_SET EXERCISE_. Copy every line of the listing that holds the string "Container".

Extracted data entries:
# # # # #

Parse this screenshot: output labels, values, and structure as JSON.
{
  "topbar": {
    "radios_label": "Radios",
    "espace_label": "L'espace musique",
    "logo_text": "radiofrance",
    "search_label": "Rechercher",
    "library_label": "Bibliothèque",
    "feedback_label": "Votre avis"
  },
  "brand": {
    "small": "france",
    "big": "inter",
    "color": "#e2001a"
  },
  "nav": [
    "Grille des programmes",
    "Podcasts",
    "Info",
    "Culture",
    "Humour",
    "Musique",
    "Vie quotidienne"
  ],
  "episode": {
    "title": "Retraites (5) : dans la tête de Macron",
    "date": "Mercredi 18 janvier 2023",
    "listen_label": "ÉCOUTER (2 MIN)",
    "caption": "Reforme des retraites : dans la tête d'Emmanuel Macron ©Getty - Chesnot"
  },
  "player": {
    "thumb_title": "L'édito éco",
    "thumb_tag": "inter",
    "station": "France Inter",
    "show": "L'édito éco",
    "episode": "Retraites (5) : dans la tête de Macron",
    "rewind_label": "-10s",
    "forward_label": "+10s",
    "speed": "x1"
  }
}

# # # # #

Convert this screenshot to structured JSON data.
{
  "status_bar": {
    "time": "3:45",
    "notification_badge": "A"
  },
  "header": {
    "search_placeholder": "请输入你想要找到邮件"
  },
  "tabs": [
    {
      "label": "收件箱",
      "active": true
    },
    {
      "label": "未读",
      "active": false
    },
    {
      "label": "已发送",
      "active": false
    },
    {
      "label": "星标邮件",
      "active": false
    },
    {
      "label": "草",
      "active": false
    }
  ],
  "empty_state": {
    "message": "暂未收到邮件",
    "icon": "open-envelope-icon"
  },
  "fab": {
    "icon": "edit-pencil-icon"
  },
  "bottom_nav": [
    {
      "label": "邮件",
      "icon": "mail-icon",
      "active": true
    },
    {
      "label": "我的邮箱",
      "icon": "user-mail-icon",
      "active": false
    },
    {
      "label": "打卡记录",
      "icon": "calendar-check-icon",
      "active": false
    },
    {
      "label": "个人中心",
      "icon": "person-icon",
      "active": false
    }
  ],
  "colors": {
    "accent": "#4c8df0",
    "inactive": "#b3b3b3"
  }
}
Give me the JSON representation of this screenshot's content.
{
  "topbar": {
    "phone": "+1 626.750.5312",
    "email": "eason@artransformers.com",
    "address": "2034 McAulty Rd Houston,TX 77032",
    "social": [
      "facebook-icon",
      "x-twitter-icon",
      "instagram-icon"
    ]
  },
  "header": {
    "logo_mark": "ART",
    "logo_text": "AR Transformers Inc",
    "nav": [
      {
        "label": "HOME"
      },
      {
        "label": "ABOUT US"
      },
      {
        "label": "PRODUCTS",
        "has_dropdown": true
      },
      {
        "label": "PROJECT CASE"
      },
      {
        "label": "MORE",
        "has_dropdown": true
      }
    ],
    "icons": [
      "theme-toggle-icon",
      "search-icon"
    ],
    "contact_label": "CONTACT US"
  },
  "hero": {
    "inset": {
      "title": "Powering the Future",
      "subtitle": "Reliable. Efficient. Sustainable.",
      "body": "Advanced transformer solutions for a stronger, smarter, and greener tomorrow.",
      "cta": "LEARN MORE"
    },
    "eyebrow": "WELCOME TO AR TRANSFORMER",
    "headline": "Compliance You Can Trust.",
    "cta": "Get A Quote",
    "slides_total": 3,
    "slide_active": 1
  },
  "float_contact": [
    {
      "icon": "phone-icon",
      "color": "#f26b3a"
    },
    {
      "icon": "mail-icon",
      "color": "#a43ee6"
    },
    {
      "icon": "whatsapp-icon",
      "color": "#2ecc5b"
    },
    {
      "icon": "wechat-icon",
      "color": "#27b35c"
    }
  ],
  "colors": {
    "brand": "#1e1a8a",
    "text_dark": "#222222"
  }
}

# # # # #

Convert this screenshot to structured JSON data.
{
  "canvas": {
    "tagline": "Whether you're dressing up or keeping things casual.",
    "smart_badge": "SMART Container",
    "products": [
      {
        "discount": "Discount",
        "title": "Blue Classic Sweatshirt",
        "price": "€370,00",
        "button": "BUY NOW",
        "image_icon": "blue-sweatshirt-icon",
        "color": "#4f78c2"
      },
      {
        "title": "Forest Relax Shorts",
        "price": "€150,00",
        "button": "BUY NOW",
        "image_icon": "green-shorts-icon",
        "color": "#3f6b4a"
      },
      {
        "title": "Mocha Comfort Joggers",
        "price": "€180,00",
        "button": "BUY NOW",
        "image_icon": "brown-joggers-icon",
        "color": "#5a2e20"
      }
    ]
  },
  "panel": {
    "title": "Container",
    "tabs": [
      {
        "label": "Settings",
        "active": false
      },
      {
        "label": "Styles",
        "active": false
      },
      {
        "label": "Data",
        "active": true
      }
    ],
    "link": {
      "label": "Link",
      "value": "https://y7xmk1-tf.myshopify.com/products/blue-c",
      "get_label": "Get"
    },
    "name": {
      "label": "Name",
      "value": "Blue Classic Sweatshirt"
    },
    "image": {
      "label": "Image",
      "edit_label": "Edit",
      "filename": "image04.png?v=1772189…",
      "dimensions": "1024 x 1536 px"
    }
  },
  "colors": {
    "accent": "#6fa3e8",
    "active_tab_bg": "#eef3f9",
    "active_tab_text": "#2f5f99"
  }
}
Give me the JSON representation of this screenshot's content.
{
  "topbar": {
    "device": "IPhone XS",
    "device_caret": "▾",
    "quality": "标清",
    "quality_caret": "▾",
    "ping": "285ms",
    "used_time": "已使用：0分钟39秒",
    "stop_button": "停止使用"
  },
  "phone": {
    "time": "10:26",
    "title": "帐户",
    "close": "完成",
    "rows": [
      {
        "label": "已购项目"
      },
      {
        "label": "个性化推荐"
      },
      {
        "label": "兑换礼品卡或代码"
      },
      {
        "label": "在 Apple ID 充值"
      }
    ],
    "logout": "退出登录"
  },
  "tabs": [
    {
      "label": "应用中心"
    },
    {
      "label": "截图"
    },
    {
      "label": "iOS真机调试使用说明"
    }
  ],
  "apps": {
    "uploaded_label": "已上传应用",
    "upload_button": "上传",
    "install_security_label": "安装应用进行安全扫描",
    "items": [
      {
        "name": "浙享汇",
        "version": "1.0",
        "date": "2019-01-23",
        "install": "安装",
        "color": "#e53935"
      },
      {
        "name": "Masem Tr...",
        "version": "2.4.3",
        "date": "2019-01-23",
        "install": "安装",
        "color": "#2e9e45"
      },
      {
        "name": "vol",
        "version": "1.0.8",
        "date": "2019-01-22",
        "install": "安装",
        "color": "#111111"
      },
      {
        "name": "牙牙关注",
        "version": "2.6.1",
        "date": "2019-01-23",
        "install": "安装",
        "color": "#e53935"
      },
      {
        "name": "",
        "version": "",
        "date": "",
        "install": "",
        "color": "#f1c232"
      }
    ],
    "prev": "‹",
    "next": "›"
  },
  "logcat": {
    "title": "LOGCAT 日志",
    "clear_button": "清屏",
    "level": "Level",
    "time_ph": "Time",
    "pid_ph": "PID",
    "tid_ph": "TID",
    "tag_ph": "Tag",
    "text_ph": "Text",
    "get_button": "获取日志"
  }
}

# # # # #

_SOLUTION FOR THIS PROBLEM_.
    "smart_badge": "SMART Container",
    "title": "Container",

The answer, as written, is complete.